(Stored data)
┌──

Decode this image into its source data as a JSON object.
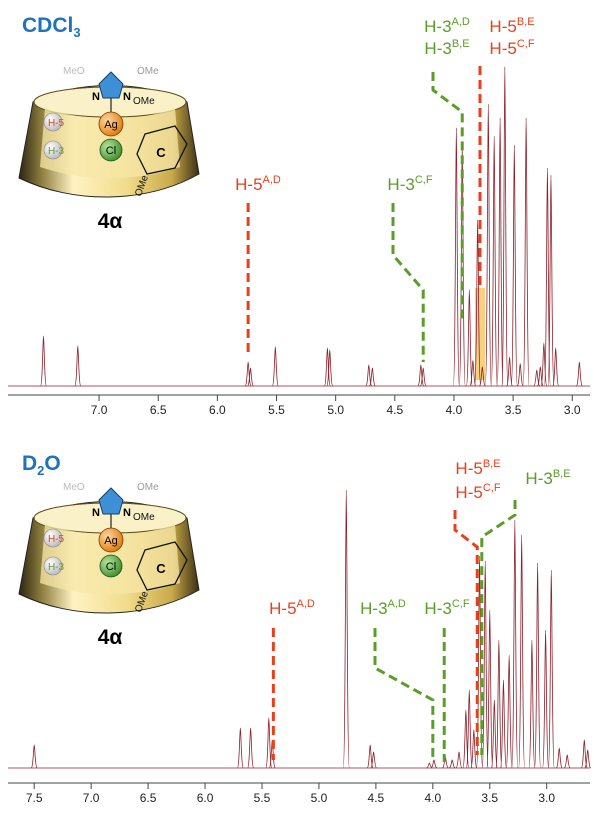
{
  "chart_data": [
    {
      "type": "spectrum",
      "solvent": {
        "text": "CDCl",
        "sub": "3"
      },
      "diagram": {
        "metal": "Ag",
        "halide": "Cl",
        "h5": "H-5",
        "h3": "H-3",
        "ring": "C",
        "ome": "OMe",
        "meo": "MeO",
        "n": "N",
        "compound": "4α"
      },
      "color": "#8b1f2a",
      "x": [
        7.47,
        7.18,
        5.74,
        5.72,
        5.51,
        5.07,
        5.05,
        4.72,
        4.69,
        4.28,
        4.26,
        3.98,
        3.93,
        3.87,
        3.84,
        3.8,
        3.76,
        3.71,
        3.66,
        3.61,
        3.57,
        3.53,
        3.49,
        3.44,
        3.39,
        3.3,
        3.27,
        3.24,
        3.21,
        3.18,
        3.14,
        2.94
      ],
      "values": [
        15.6,
        12.5,
        7.5,
        5.6,
        12.2,
        11.9,
        11.3,
        6.6,
        5.6,
        6.6,
        5.6,
        80.6,
        75.9,
        30,
        8,
        51.9,
        6,
        88.1,
        78.1,
        83.8,
        99.7,
        9,
        75.3,
        7,
        83.8,
        5,
        6,
        13.4,
        68.1,
        65.9,
        11.9,
        7.5
      ],
      "xlim": [
        7.77,
        2.85
      ],
      "xticks": [
        {
          "value": 7,
          "label": "7.0"
        },
        6.5,
        {
          "value": 6,
          "label": "6.0"
        },
        5.5,
        {
          "value": 5,
          "label": "5.0"
        },
        4.5,
        {
          "value": 4,
          "label": "4.0"
        },
        3.5,
        {
          "value": 3,
          "label": "3.0"
        }
      ],
      "annotations": [
        {
          "lines": [
            {
              "text": "H-5",
              "sup": "A,D"
            }
          ],
          "ppm": 5.74,
          "color": "#e8401c"
        },
        {
          "lines": [
            {
              "text": "H-3",
              "sup": "C,F"
            }
          ],
          "ppm": 4.26,
          "color": "#5a9e2a"
        },
        {
          "lines": [
            {
              "text": "H-3",
              "sup": "A,D"
            },
            {
              "text": "H-3",
              "sup": "B,E"
            }
          ],
          "ppm": 3.93,
          "color": "#5a9e2a"
        },
        {
          "lines": [
            {
              "text": "H-5",
              "sup": "B,E"
            },
            {
              "text": "H-5",
              "sup": "C,F"
            }
          ],
          "ppm": 3.78,
          "color": "#e8401c"
        }
      ]
    },
    {
      "type": "spectrum",
      "solvent": {
        "text": "D",
        "sub": "2",
        "after": "O"
      },
      "diagram": {
        "metal": "Ag",
        "halide": "Cl",
        "h5": "H-5",
        "h3": "H-3",
        "ring": "C",
        "ome": "OMe",
        "meo": "MeO",
        "n": "N",
        "compound": "4α"
      },
      "color": "#8b1f2a",
      "x": [
        7.5,
        5.69,
        5.6,
        5.44,
        5.41,
        4.76,
        4.55,
        4.52,
        4.03,
        3.99,
        3.89,
        3.83,
        3.77,
        3.71,
        3.68,
        3.64,
        3.59,
        3.54,
        3.5,
        3.46,
        3.42,
        3.38,
        3.33,
        3.28,
        3.22,
        3.13,
        3.08,
        3.01,
        2.96,
        2.89,
        2.82,
        2.67,
        2.64
      ],
      "values": [
        8.3,
        14.4,
        14.4,
        18,
        10.1,
        100,
        8.3,
        5.8,
        1.8,
        2.9,
        4,
        2.9,
        5.8,
        20.9,
        28.1,
        13.7,
        76.3,
        74.5,
        56.8,
        24.5,
        46,
        31.7,
        40.6,
        89.2,
        83.8,
        46,
        73.7,
        49.6,
        71.2,
        7.2,
        4.7,
        10.1,
        6.5
      ],
      "xlim": [
        7.73,
        2.62
      ],
      "xticks": [
        7.5,
        {
          "value": 7,
          "label": "7.0"
        },
        6.5,
        {
          "value": 6,
          "label": "6.0"
        },
        5.5,
        {
          "value": 5,
          "label": "5.0"
        },
        4.5,
        {
          "value": 4,
          "label": "4.0"
        },
        3.5,
        {
          "value": 3,
          "label": "3.0"
        }
      ],
      "annotations": [
        {
          "lines": [
            {
              "text": "H-5",
              "sup": "A,D"
            }
          ],
          "ppm": 5.4,
          "color": "#e8401c"
        },
        {
          "lines": [
            {
              "text": "H-3",
              "sup": "A,D"
            }
          ],
          "ppm": 4.0,
          "color": "#5a9e2a"
        },
        {
          "lines": [
            {
              "text": "H-3",
              "sup": "C,F"
            }
          ],
          "ppm": 3.9,
          "color": "#5a9e2a"
        },
        {
          "lines": [
            {
              "text": "H-5",
              "sup": "B,E"
            },
            {
              "text": "H-5",
              "sup": "C,F"
            }
          ],
          "ppm": 3.61,
          "color": "#e8401c"
        },
        {
          "lines": [
            {
              "text": "H-3",
              "sup": "B,E"
            }
          ],
          "ppm": 3.57,
          "color": "#5a9e2a"
        }
      ]
    }
  ]
}
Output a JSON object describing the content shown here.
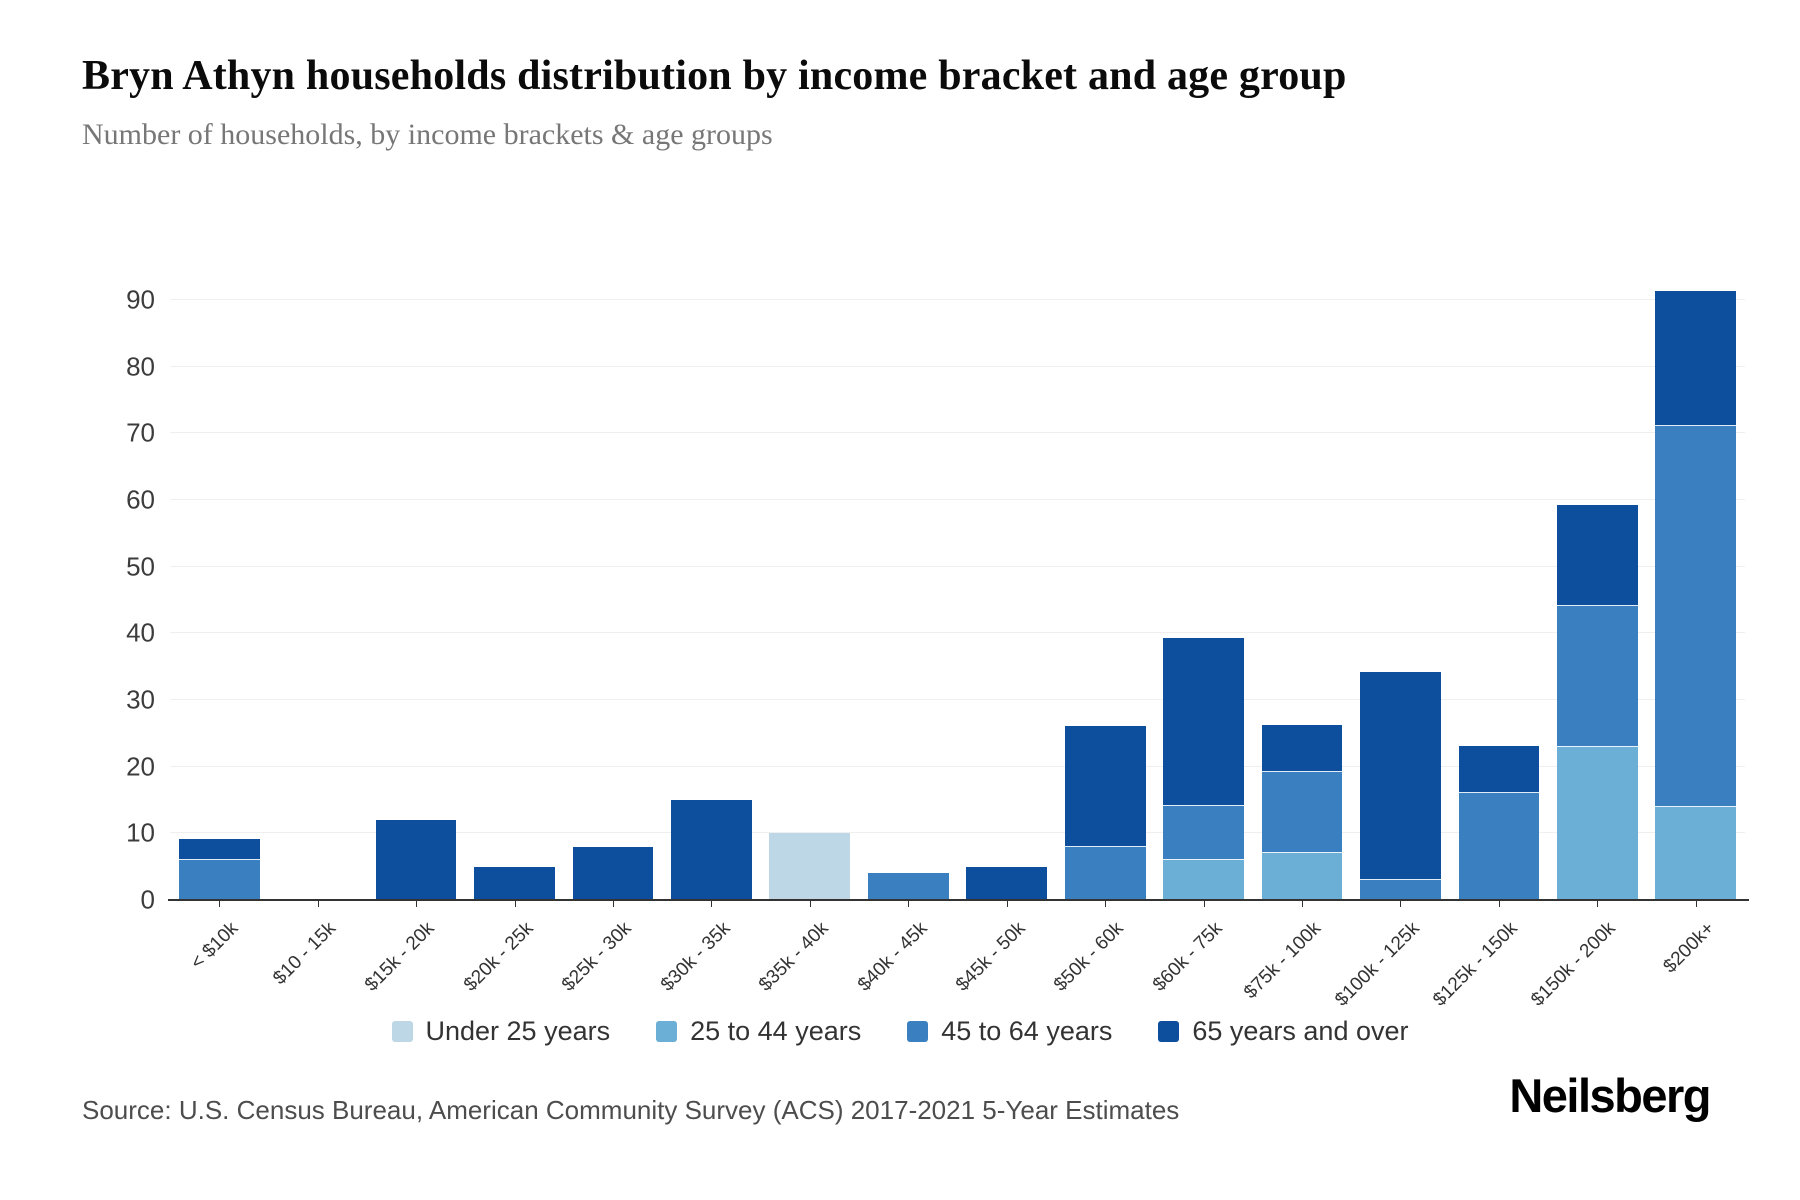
{
  "header": {
    "title": "Bryn Athyn households distribution by income bracket and age group",
    "subtitle": "Number of households, by income brackets & age groups"
  },
  "chart_data": {
    "type": "bar",
    "stacked": true,
    "title": "Bryn Athyn households distribution by income bracket and age group",
    "xlabel": "",
    "ylabel": "",
    "ylim": [
      0,
      90
    ],
    "ytick_step": 10,
    "grid": true,
    "legend_position": "bottom",
    "categories": [
      "< $10k",
      "$10 - 15k",
      "$15k - 20k",
      "$20k - 25k",
      "$25k - 30k",
      "$30k - 35k",
      "$35k - 40k",
      "$40k - 45k",
      "$45k - 50k",
      "$50k - 60k",
      "$60k - 75k",
      "$75k - 100k",
      "$100k - 125k",
      "$125k - 150k",
      "$150k - 200k",
      "$200k+"
    ],
    "series": [
      {
        "name": "Under 25 years",
        "color": "#bdd7e7",
        "values": [
          0,
          0,
          0,
          0,
          0,
          0,
          10,
          0,
          0,
          0,
          0,
          0,
          0,
          0,
          0,
          0
        ]
      },
      {
        "name": "25 to 44 years",
        "color": "#6baed6",
        "values": [
          0,
          0,
          0,
          0,
          0,
          0,
          0,
          0,
          0,
          0,
          6,
          7,
          0,
          0,
          23,
          14
        ]
      },
      {
        "name": "45 to 64 years",
        "color": "#3a80c1",
        "values": [
          6,
          0,
          0,
          0,
          0,
          0,
          0,
          4,
          0,
          8,
          8,
          12,
          3,
          16,
          21,
          57
        ]
      },
      {
        "name": "65 years and over",
        "color": "#0d4e9d",
        "values": [
          3,
          0,
          12,
          5,
          8,
          15,
          0,
          0,
          5,
          18,
          25,
          7,
          31,
          7,
          15,
          20
        ]
      }
    ],
    "totals": [
      9,
      0,
      12,
      5,
      8,
      15,
      10,
      4,
      5,
      26,
      39,
      26,
      34,
      23,
      59,
      91
    ]
  },
  "footer": {
    "source": "Source: U.S. Census Bureau, American Community Survey (ACS) 2017-2021 5-Year Estimates",
    "brand": "Neilsberg"
  }
}
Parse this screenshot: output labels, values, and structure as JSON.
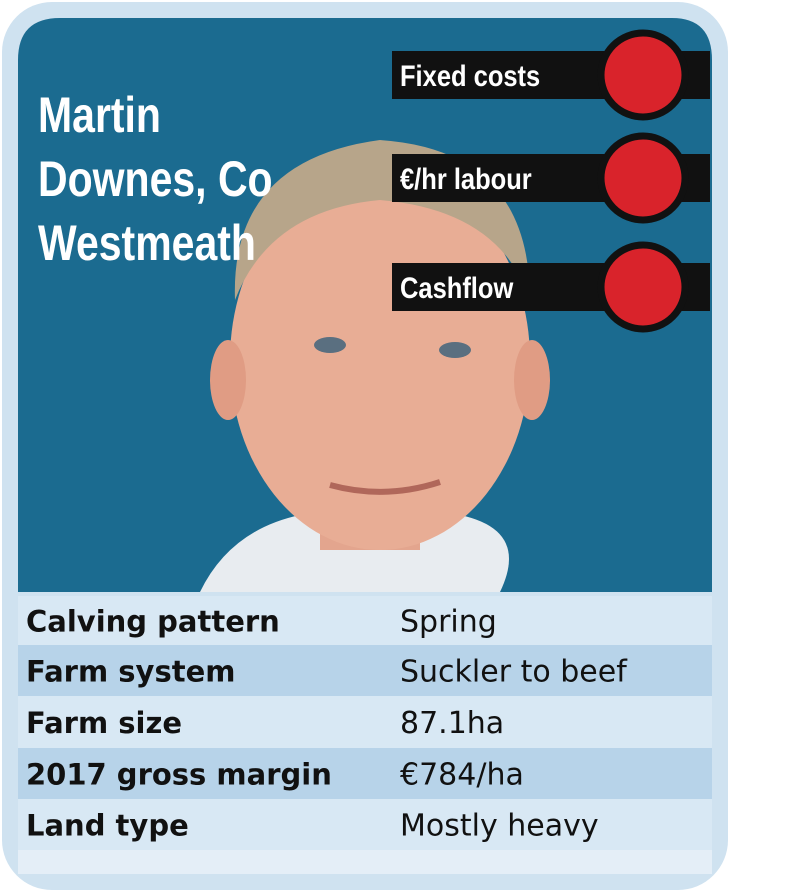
{
  "profile": {
    "name_lines": [
      "Martin",
      "Downes, Co",
      "Westmeath"
    ],
    "indicators": [
      {
        "label": "Fixed costs",
        "color": "#d9232b"
      },
      {
        "label": "€/hr labour",
        "color": "#d9232b"
      },
      {
        "label": "Cashflow",
        "color": "#d9232b"
      }
    ],
    "table": {
      "rows": [
        [
          "Calving pattern",
          "Spring"
        ],
        [
          "Farm system",
          "Suckler to beef"
        ],
        [
          "Farm size",
          "87.1ha"
        ],
        [
          "2017 gross margin",
          "€784/ha"
        ],
        [
          "Land type",
          "Mostly heavy"
        ]
      ]
    }
  }
}
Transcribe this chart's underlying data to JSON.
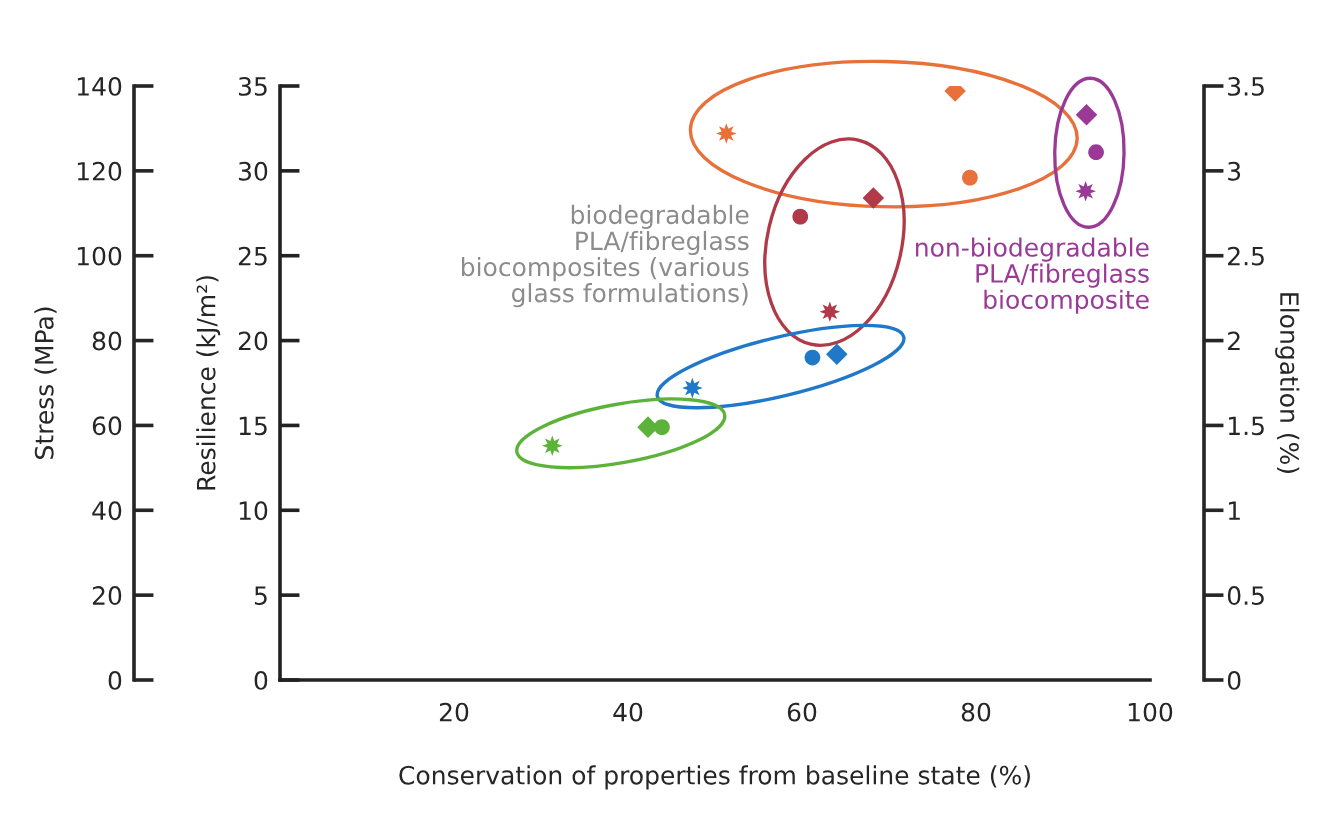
{
  "chart_data": {
    "type": "scatter",
    "xlabel": "Conservation of properties from baseline state (%)",
    "ylabel": "Resilience (kJ/m²)",
    "y2label": "Elongation (%)",
    "y3label": "Stress (MPa)",
    "xlim": [
      0,
      100
    ],
    "xticks": [
      20,
      40,
      60,
      80,
      100
    ],
    "ylim": [
      0,
      35
    ],
    "yticks": [
      0,
      5,
      10,
      15,
      20,
      25,
      30,
      35
    ],
    "y2lim": [
      0,
      3.5
    ],
    "y2ticks": [
      0,
      0.5,
      1,
      1.5,
      2,
      2.5,
      3,
      3.5
    ],
    "y3lim": [
      0,
      140
    ],
    "y3ticks": [
      0,
      20,
      40,
      60,
      80,
      100,
      120,
      140
    ],
    "grid": false,
    "annotations": [
      "biodegradable\nPLA/fibreglass\nbiocomposites (various\nglass formulations)",
      "non-biodegradable\nPLA/fibreglass\nbiocomposite"
    ],
    "series": [
      {
        "marker": "star",
        "x": [
          51.3,
          63.2,
          47.4,
          31.3,
          92.6
        ],
        "values": [
          32.2,
          21.7,
          17.2,
          13.8,
          28.8
        ],
        "colors": [
          "#e8703a",
          "#b03a48",
          "#1f78c8",
          "#5db33a",
          "#9a3a96"
        ]
      },
      {
        "marker": "diamond",
        "x": [
          77.6,
          68.2,
          64.0,
          42.3,
          92.7
        ],
        "values": [
          34.7,
          28.4,
          19.2,
          14.9,
          33.3
        ],
        "colors": [
          "#e8703a",
          "#b03a48",
          "#1f78c8",
          "#5db33a",
          "#9a3a96"
        ]
      },
      {
        "marker": "circle",
        "x": [
          79.3,
          59.8,
          61.2,
          43.9,
          93.8
        ],
        "values": [
          29.6,
          27.3,
          19.0,
          14.9,
          31.1
        ],
        "colors": [
          "#e8703a",
          "#b03a48",
          "#1f78c8",
          "#5db33a",
          "#9a3a96"
        ]
      }
    ]
  }
}
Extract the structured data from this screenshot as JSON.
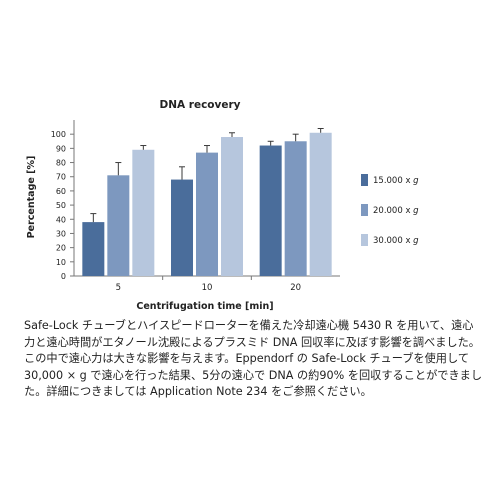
{
  "chart_data": {
    "type": "bar",
    "title": "DNA recovery",
    "xlabel": "Centrifugation time [min]",
    "ylabel": "Percentage [%]",
    "ylim": [
      0,
      110
    ],
    "yticks": [
      "0",
      "10",
      "20",
      "30",
      "40",
      "50",
      "60",
      "70",
      "80",
      "90",
      "100"
    ],
    "categories": [
      "5",
      "10",
      "20"
    ],
    "grid": false,
    "legend_position": "right",
    "series": [
      {
        "name": "15.000 x g",
        "color": "#4a6d9b",
        "values": [
          38,
          68,
          92
        ],
        "errors": [
          6,
          9,
          3
        ]
      },
      {
        "name": "20.000 x g",
        "color": "#7d98bf",
        "values": [
          71,
          87,
          95
        ],
        "errors": [
          9,
          5,
          5
        ]
      },
      {
        "name": "30.000 x g",
        "color": "#b6c6dd",
        "values": [
          89,
          98,
          101
        ],
        "errors": [
          3,
          3,
          3
        ]
      }
    ]
  },
  "caption": "Safe-Lock チューブとハイスピードローターを備えた冷却遠心機 5430 R を用いて、遠心力と遠心時間がエタノール沈殿によるプラスミド DNA 回収率に及ぼす影響を調べました。この中で遠心力は大きな影響を与えます。Eppendorf の Safe-Lock チューブを使用して 30,000 × g で遠心を行った結果、5分の遠心で DNA の約90% を回収することができました。詳細につきましては Application Note 234 をご参照ください。"
}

└──

WHAT TO DO:
Show each line of the listing that holds the string "source".

EXPECTED OUTPUT:
Decode this image into its source data as a JSON object.
    "source": "Source: U.S. Census Bureau, American Community Survey (ACS) 2017-2021 5-Year Estimates",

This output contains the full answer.